__AIM OF THE TASK__
Find the line containing "Read out every word on this page.". Quote it and every line after it, exactly, through the end; skip pictures.

__INFORMATION PROVIDED__
## BEGIN

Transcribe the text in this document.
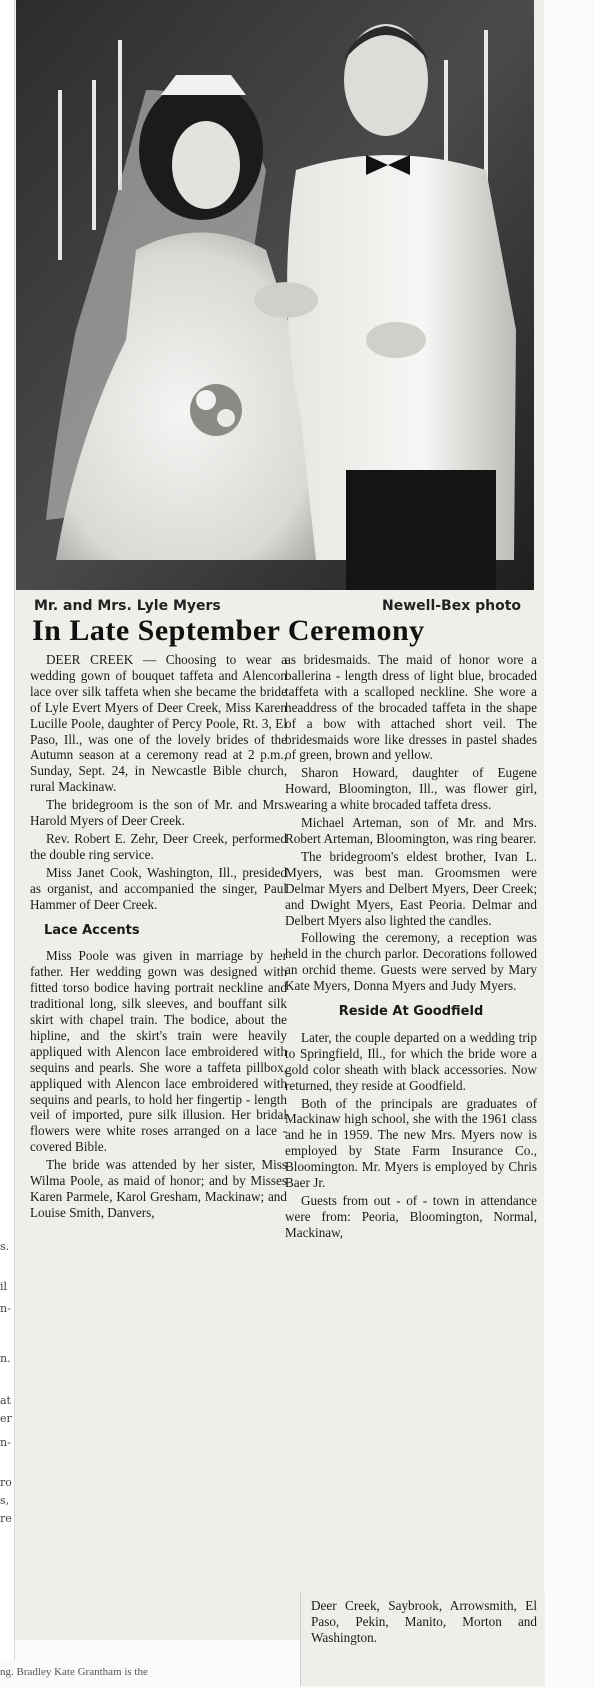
s.
il
n-
n.
at
er
n-
ro
s,
re
Mr. and Mrs. Lyle Myers	Newell-Bex photo
In Late September Ceremony

DEER CREEK — Choosing to wear a wedding gown of bouquet taffeta and Alencon lace over silk taffeta when she became the bride of Lyle Evert Myers of Deer Creek, Miss Karen Lucille Poole, daughter of Percy Poole, Rt. 3, El Paso, Ill., was one of the lovely brides of the Autumn season at a ceremony read at 2 p.m., Sunday, Sept. 24, in Newcastle Bible church, rural Mackinaw.

The bridegroom is the son of Mr. and Mrs. Harold Myers of Deer Creek.

Rev. Robert E. Zehr, Deer Creek, performed the double ring service.

Miss Janet Cook, Washington, Ill., presided as organist, and accompanied the singer, Paul Hammer of Deer Creek.

Lace Accents

Miss Poole was given in marriage by her father. Her wedding gown was designed with fitted torso bodice having portrait neckline and traditional long, silk sleeves, and bouffant silk skirt with chapel train. The bodice, about the hipline, and the skirt's train were heavily appliqued with Alencon lace embroidered with sequins and pearls. She wore a taffeta pillbox, appliqued with Alencon lace embroidered with sequins and pearls, to hold her fingertip - length veil of imported, pure silk illusion. Her bridal flowers were white roses arranged on a lace - covered Bible.

The bride was attended by her sister, Miss Wilma Poole, as maid of honor; and by Misses Karen Parmele, Karol Gresham, Mackinaw; and Louise Smith, Danvers,

as bridesmaids. The maid of honor wore a ballerina - length dress of light blue, brocaded taffeta with a scalloped neckline. She wore a headdress of the brocaded taffeta in the shape of a bow with attached short veil. The bridesmaids wore like dresses in pastel shades of green, brown and yellow.

Sharon Howard, daughter of Eugene Howard, Bloomington, Ill., was flower girl, wearing a white brocaded taffeta dress.

Michael Arteman, son of Mr. and Mrs. Robert Arteman, Bloomington, was ring bearer.

The bridegroom's eldest brother, Ivan L. Myers, was best man. Groomsmen were Delmar Myers and Delbert Myers, Deer Creek; and Dwight Myers, East Peoria. Delmar and Delbert Myers also lighted the candles.

Following the ceremony, a reception was held in the church parlor. Decorations followed an orchid theme. Guests were served by Mary Kate Myers, Donna Myers and Judy Myers.

Reside At Goodfield

Later, the couple departed on a wedding trip to Springfield, Ill., for which the bride wore a gold color sheath with black accessories. Now returned, they reside at Goodfield.

Both of the principals are graduates of Mackinaw high school, she with the 1961 class and he in 1959. The new Mrs. Myers now is employed by State Farm Insurance Co., Bloomington. Mr. Myers is employed by Chris Baer Jr.

Guests from out - of - town in attendance were from: Peoria, Bloomington, Normal, Mackinaw,

Deer Creek, Saybrook, Arrowsmith, El Paso, Pekin, Manito, Morton and Washington.
ng. Bradley Kate Grantham is the
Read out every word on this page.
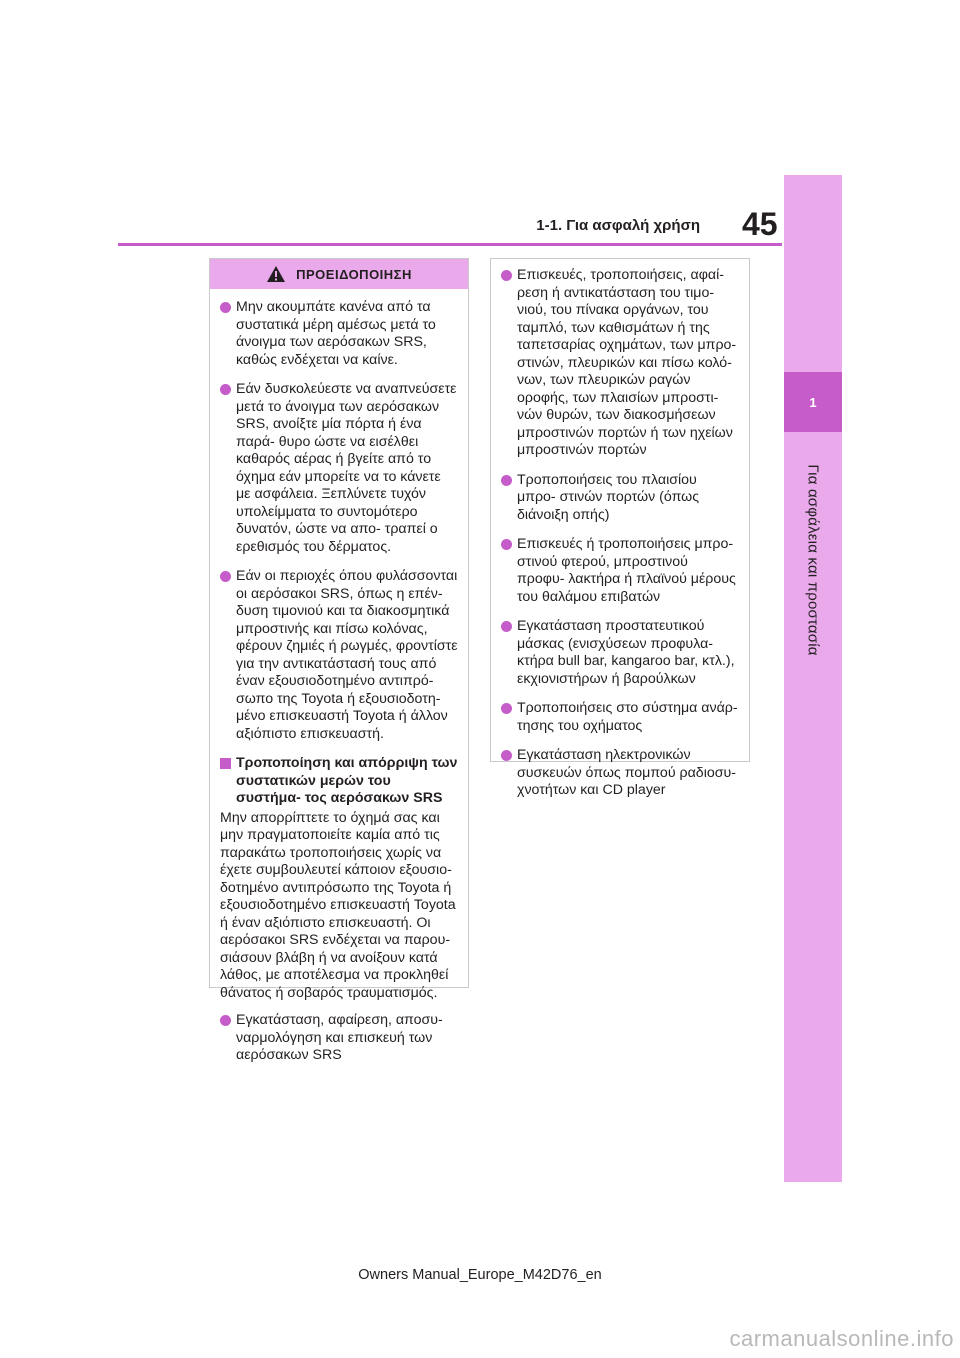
1
Για ασφάλεια και προστασία
1-1. Για ασφαλή χρήση 45
ΠΡΟΕΙΔΟΠΟΙΗΣΗ

Μην ακουμπάτε κανένα από τα συστατικά μέρη αμέσως μετά το άνοιγμα των αερόσακων SRS, καθώς ενδέχεται να καίνε.

Εάν δυσκολεύεστε να αναπνεύσετε μετά το άνοιγμα των αερόσακων SRS, ανοίξτε μία πόρτα ή ένα παρά- θυρο ώστε να εισέλθει καθαρός αέρας ή βγείτε από το όχημα εάν μπορείτε να το κάνετε με ασφάλεια. Ξεπλύνετε τυχόν υπολείμματα το συντομότερο δυνατόν, ώστε να απο- τραπεί ο ερεθισμός του δέρματος.

Εάν οι περιοχές όπου φυλάσσονται οι αερόσακοι SRS, όπως η επέν- δυση τιμονιού και τα διακοσμητικά μπροστινής και πίσω κολόνας, φέρουν ζημιές ή ρωγμές, φροντίστε για την αντικατάστασή τους από έναν εξουσιοδοτημένο αντιπρό- σωπο της Toyota ή εξουσιοδοτη- μένο επισκευαστή Toyota ή άλλον αξιόπιστο επισκευαστή.

Τροποποίηση και απόρριψη των συστατικών μερών του συστήμα- τος αερόσακων SRS

Μην απορρίπτετε το όχημά σας και μην πραγματοποιείτε καμία από τις παρακάτω τροποποιήσεις χωρίς να έχετε συμβουλευτεί κάποιον εξουσιο- δοτημένο αντιπρόσωπο της Toyota ή εξουσιοδοτημένο επισκευαστή Toyota ή έναν αξιόπιστο επισκευαστή. Οι αερόσακοι SRS ενδέχεται να παρου- σιάσουν βλάβη ή να ανοίξουν κατά λάθος, με αποτέλεσμα να προκληθεί θάνατος ή σοβαρός τραυματισμός.

Εγκατάσταση, αφαίρεση, αποσυ- ναρμολόγηση και επισκευή των αερόσακων SRS

Επισκευές, τροποποιήσεις, αφαί- ρεση ή αντικατάσταση του τιμο- νιού, του πίνακα οργάνων, του ταμπλό, των καθισμάτων ή της ταπετσαρίας οχημάτων, των μπρο- στινών, πλευρικών και πίσω κολό- νων, των πλευρικών ραγών οροφής, των πλαισίων μπροστι- νών θυρών, των διακοσμήσεων μπροστινών πορτών ή των ηχείων μπροστινών πορτών

Τροποποιήσεις του πλαισίου μπρο- στινών πορτών (όπως διάνοιξη οπής)

Επισκευές ή τροποποιήσεις μπρο- στινού φτερού, μπροστινού προφυ- λακτήρα ή πλαϊνού μέρους του θαλάμου επιβατών

Εγκατάσταση προστατευτικού μάσκας (ενισχύσεων προφυλα- κτήρα bull bar, kangaroo bar, κτλ.), εκχιονιστήρων ή βαρούλκων

Τροποποιήσεις στο σύστημα ανάρ- τησης του οχήματος

Εγκατάσταση ηλεκτρονικών συσκευών όπως πομπού ραδιοσυ- χνοτήτων και CD player

Owners Manual_Europe_M42D76_en
carmanualsonline.info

## END

__RESULT FOR THIS EXERCISE__
Read out every word on this page.
1
Για ασφάλεια και προστασία
1-1. Για ασφαλή χρήση 45
ΠΡΟΕΙΔΟΠΟΙΗΣΗ

Μην ακουμπάτε κανένα από τα συστατικά μέρη αμέσως μετά το άνοιγμα των αερόσακων SRS, καθώς ενδέχεται να καίνε.

Εάν δυσκολεύεστε να αναπνεύσετε μετά το άνοιγμα των αερόσακων SRS, ανοίξτε μία πόρτα ή ένα παρά- θυρο ώστε να εισέλθει καθαρός αέρας ή βγείτε από το όχημα εάν μπορείτε να το κάνετε με ασφάλεια. Ξεπλύνετε τυχόν υπολείμματα το συντομότερο δυνατόν, ώστε να απο- τραπεί ο ερεθισμός του δέρματος.

Εάν οι περιοχές όπου φυλάσσονται οι αερόσακοι SRS, όπως η επέν- δυση τιμονιού και τα διακοσμητικά μπροστινής και πίσω κολόνας, φέρουν ζημιές ή ρωγμές, φροντίστε για την αντικατάστασή τους από έναν εξουσιοδοτημένο αντιπρό- σωπο της Toyota ή εξουσιοδοτη- μένο επισκευαστή Toyota ή άλλον αξιόπιστο επισκευαστή.

Τροποποίηση και απόρριψη των συστατικών μερών του συστήμα- τος αερόσακων SRS

Μην απορρίπτετε το όχημά σας και μην πραγματοποιείτε καμία από τις παρακάτω τροποποιήσεις χωρίς να έχετε συμβουλευτεί κάποιον εξουσιο- δοτημένο αντιπρόσωπο της Toyota ή εξουσιοδοτημένο επισκευαστή Toyota ή έναν αξιόπιστο επισκευαστή. Οι αερόσακοι SRS ενδέχεται να παρου- σιάσουν βλάβη ή να ανοίξουν κατά λάθος, με αποτέλεσμα να προκληθεί θάνατος ή σοβαρός τραυματισμός.

Εγκατάσταση, αφαίρεση, αποσυ- ναρμολόγηση και επισκευή των αερόσακων SRS

Επισκευές, τροποποιήσεις, αφαί- ρεση ή αντικατάσταση του τιμο- νιού, του πίνακα οργάνων, του ταμπλό, των καθισμάτων ή της ταπετσαρίας οχημάτων, των μπρο- στινών, πλευρικών και πίσω κολό- νων, των πλευρικών ραγών οροφής, των πλαισίων μπροστι- νών θυρών, των διακοσμήσεων μπροστινών πορτών ή των ηχείων μπροστινών πορτών

Τροποποιήσεις του πλαισίου μπρο- στινών πορτών (όπως διάνοιξη οπής)

Επισκευές ή τροποποιήσεις μπρο- στινού φτερού, μπροστινού προφυ- λακτήρα ή πλαϊνού μέρους του θαλάμου επιβατών

Εγκατάσταση προστατευτικού μάσκας (ενισχύσεων προφυλα- κτήρα bull bar, kangaroo bar, κτλ.), εκχιονιστήρων ή βαρούλκων

Τροποποιήσεις στο σύστημα ανάρ- τησης του οχήματος

Εγκατάσταση ηλεκτρονικών συσκευών όπως πομπού ραδιοσυ- χνοτήτων και CD player

Owners Manual_Europe_M42D76_en
carmanualsonline.info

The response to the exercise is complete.